WORK TO DO: From the listing below, count the lines where the string "centrada" occurs. Give the number, with no other words.

DATA PROVIDED:
========================================

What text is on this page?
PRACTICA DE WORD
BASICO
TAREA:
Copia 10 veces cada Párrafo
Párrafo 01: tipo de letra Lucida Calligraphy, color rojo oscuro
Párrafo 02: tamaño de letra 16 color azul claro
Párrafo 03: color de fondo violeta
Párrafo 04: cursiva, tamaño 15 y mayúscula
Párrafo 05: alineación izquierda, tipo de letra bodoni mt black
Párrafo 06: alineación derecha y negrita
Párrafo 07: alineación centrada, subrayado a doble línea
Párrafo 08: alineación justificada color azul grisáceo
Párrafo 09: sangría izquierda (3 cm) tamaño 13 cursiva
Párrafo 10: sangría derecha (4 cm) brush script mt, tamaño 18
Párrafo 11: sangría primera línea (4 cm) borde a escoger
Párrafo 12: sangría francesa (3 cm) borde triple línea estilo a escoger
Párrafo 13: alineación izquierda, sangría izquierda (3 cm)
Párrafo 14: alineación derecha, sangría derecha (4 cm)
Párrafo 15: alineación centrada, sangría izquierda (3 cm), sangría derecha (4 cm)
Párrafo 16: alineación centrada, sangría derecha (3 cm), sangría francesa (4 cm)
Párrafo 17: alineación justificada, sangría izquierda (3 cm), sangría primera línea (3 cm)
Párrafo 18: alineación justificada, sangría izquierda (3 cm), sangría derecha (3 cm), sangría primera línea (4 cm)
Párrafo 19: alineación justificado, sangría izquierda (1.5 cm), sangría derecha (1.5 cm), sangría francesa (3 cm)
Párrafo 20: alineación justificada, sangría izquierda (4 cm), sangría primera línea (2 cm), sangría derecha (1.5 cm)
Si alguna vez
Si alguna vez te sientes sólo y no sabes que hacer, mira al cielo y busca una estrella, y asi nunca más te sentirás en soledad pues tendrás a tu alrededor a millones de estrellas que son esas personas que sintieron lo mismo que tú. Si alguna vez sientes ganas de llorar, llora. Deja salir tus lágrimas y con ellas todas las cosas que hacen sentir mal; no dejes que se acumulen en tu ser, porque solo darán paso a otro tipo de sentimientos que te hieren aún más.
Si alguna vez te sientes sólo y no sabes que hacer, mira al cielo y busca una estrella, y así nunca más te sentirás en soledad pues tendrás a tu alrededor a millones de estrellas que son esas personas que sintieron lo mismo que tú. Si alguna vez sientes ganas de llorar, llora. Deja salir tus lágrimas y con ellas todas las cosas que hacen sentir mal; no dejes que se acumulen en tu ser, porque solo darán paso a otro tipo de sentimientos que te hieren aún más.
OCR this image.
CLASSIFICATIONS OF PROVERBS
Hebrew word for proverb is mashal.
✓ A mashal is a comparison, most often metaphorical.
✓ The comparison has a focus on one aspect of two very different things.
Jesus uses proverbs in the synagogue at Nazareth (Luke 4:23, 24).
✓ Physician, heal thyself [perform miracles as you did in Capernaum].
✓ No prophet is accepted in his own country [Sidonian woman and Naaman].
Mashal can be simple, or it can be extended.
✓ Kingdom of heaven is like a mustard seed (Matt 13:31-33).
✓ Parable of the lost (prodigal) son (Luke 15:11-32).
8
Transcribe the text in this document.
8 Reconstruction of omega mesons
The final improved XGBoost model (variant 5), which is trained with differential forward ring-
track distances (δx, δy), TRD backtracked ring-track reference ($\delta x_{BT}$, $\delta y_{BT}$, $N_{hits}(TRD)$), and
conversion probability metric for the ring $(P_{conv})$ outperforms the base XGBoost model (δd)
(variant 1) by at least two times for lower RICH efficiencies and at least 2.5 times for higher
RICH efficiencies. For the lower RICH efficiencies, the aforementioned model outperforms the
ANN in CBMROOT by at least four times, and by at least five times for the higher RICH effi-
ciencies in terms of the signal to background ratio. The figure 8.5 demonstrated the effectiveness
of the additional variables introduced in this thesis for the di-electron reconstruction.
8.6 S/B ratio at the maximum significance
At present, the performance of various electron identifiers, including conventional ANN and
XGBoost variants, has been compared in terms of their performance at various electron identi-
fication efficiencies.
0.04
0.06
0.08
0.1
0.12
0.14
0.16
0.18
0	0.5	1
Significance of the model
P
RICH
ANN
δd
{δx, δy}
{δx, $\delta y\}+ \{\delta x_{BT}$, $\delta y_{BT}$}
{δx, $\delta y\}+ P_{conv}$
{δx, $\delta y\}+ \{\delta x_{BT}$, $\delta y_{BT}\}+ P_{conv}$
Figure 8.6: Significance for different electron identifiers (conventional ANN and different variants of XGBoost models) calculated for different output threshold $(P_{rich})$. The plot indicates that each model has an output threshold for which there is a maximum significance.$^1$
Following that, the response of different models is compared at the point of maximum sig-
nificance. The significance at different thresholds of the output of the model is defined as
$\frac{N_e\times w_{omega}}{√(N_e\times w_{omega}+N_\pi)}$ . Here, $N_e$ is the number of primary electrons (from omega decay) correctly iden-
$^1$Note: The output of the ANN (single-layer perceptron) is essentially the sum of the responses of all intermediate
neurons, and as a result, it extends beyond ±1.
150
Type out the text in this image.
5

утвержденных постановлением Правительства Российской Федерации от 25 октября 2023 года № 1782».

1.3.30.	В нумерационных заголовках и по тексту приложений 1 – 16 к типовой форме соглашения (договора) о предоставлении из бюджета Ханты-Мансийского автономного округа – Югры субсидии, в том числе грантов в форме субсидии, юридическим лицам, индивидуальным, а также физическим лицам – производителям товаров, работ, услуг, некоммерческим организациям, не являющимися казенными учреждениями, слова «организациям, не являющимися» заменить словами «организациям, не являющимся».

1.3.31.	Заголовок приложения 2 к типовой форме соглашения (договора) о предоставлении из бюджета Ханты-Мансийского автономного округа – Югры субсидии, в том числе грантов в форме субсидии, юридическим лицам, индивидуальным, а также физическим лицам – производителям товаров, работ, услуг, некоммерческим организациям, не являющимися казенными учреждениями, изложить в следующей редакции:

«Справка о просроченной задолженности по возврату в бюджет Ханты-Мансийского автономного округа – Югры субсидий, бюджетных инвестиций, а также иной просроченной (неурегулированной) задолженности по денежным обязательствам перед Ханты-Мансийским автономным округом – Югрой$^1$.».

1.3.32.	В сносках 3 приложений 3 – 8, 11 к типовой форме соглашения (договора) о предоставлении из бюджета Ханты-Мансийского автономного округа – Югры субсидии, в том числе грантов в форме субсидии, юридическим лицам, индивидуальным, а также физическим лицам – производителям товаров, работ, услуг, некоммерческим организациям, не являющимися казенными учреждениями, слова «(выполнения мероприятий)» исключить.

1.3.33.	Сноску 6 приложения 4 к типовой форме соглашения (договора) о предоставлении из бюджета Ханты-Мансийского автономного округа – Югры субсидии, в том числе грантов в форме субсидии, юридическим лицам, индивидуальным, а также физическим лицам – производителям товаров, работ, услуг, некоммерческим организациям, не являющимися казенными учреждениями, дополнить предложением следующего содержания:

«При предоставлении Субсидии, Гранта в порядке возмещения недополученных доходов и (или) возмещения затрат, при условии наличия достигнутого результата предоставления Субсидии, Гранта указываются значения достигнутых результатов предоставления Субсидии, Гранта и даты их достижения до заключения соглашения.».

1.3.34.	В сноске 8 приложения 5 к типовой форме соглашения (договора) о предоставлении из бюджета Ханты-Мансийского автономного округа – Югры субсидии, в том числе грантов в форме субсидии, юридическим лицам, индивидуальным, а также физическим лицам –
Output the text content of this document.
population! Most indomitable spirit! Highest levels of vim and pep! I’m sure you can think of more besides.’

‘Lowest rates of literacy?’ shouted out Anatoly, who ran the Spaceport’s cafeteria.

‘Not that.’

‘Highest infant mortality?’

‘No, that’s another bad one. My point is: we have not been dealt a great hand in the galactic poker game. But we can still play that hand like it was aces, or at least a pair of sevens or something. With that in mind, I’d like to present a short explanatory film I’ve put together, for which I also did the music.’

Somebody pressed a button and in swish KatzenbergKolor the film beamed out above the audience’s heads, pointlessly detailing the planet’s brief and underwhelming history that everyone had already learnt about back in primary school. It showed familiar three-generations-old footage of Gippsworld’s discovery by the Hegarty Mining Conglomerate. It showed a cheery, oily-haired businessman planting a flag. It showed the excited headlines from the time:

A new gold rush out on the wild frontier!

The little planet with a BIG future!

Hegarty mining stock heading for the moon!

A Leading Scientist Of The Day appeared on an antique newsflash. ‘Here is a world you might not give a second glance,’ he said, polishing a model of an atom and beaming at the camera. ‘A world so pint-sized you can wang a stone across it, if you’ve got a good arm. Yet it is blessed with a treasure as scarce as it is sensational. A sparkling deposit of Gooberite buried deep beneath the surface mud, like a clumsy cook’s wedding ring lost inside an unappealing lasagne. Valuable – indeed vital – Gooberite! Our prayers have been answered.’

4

========================================

RESULT: 3